WHAT YOU WILL DO => All records must be quoted exactly. Omit the pictures.

====== RECORDED INFORMATION ======

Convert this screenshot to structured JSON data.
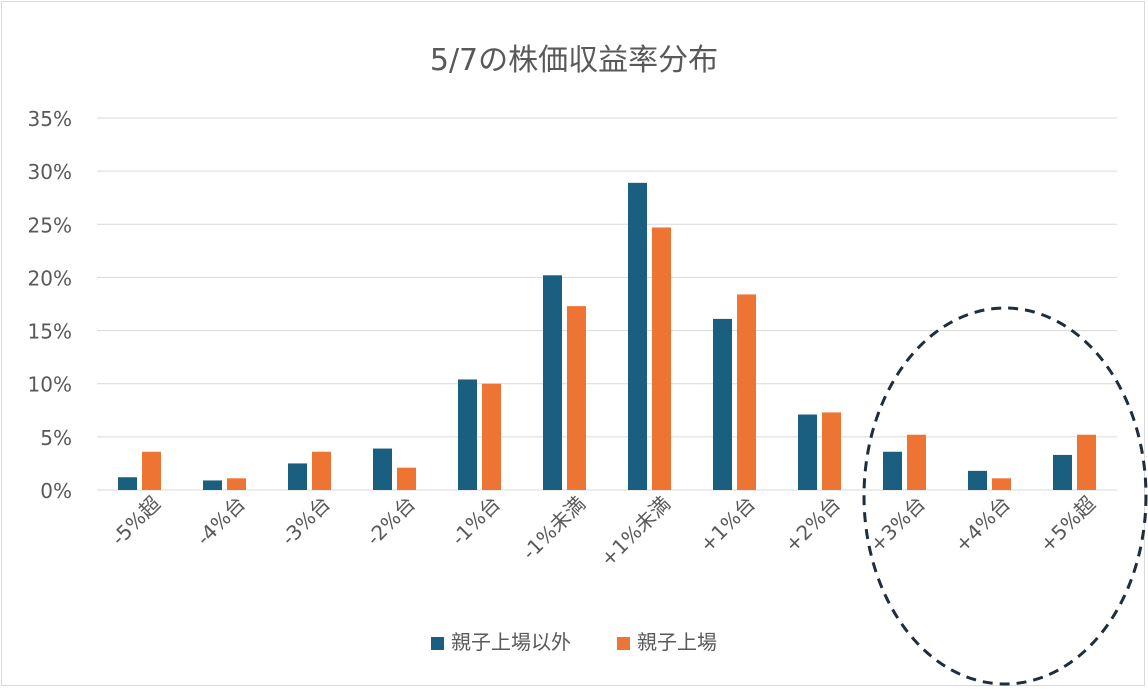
{
  "chart_data": {
    "type": "bar",
    "title": "5/7の株価収益率分布",
    "categories": [
      "-5%超",
      "-4%台",
      "-3%台",
      "-2%台",
      "-1%台",
      "-1%未満",
      "+1%未満",
      "+1%台",
      "+2%台",
      "+3%台",
      "+4%台",
      "+5%超"
    ],
    "series": [
      {
        "name": "親子上場以外",
        "color": "#1a5e80",
        "values": [
          1.2,
          0.9,
          2.5,
          3.9,
          10.4,
          20.2,
          28.9,
          16.1,
          7.1,
          3.6,
          1.8,
          3.3
        ]
      },
      {
        "name": "親子上場",
        "color": "#ee7434",
        "values": [
          3.6,
          1.1,
          3.6,
          2.1,
          10.0,
          17.3,
          24.7,
          18.4,
          7.3,
          5.2,
          1.1,
          5.2
        ]
      }
    ],
    "ylim": [
      0,
      35
    ],
    "yticks": [
      "0%",
      "5%",
      "10%",
      "15%",
      "20%",
      "25%",
      "30%",
      "35%"
    ],
    "ytick_values": [
      0,
      5,
      10,
      15,
      20,
      25,
      30,
      35
    ],
    "grid": true,
    "legend": "bottom",
    "annotation": {
      "shape": "dashed-ellipse",
      "highlights": [
        "+3%台",
        "+4%台",
        "+5%超"
      ],
      "color": "#1f2d3d"
    }
  }
}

======

ANSWER TO THE EXERCISE =>
Convert this screenshot to structured JSON data.
{
  "chart_data": {
    "type": "bar",
    "title": "5/7の株価収益率分布",
    "categories": [
      "-5%超",
      "-4%台",
      "-3%台",
      "-2%台",
      "-1%台",
      "-1%未満",
      "+1%未満",
      "+1%台",
      "+2%台",
      "+3%台",
      "+4%台",
      "+5%超"
    ],
    "series": [
      {
        "name": "親子上場以外",
        "color": "#1a5e80",
        "values": [
          1.2,
          0.9,
          2.5,
          3.9,
          10.4,
          20.2,
          28.9,
          16.1,
          7.1,
          3.6,
          1.8,
          3.3
        ]
      },
      {
        "name": "親子上場",
        "color": "#ee7434",
        "values": [
          3.6,
          1.1,
          3.6,
          2.1,
          10.0,
          17.3,
          24.7,
          18.4,
          7.3,
          5.2,
          1.1,
          5.2
        ]
      }
    ],
    "ylim": [
      0,
      35
    ],
    "yticks": [
      "0%",
      "5%",
      "10%",
      "15%",
      "20%",
      "25%",
      "30%",
      "35%"
    ],
    "ytick_values": [
      0,
      5,
      10,
      15,
      20,
      25,
      30,
      35
    ],
    "grid": true,
    "legend": "bottom",
    "annotation": {
      "shape": "dashed-ellipse",
      "highlights": [
        "+3%台",
        "+4%台",
        "+5%超"
      ],
      "color": "#1f2d3d"
    }
  }
}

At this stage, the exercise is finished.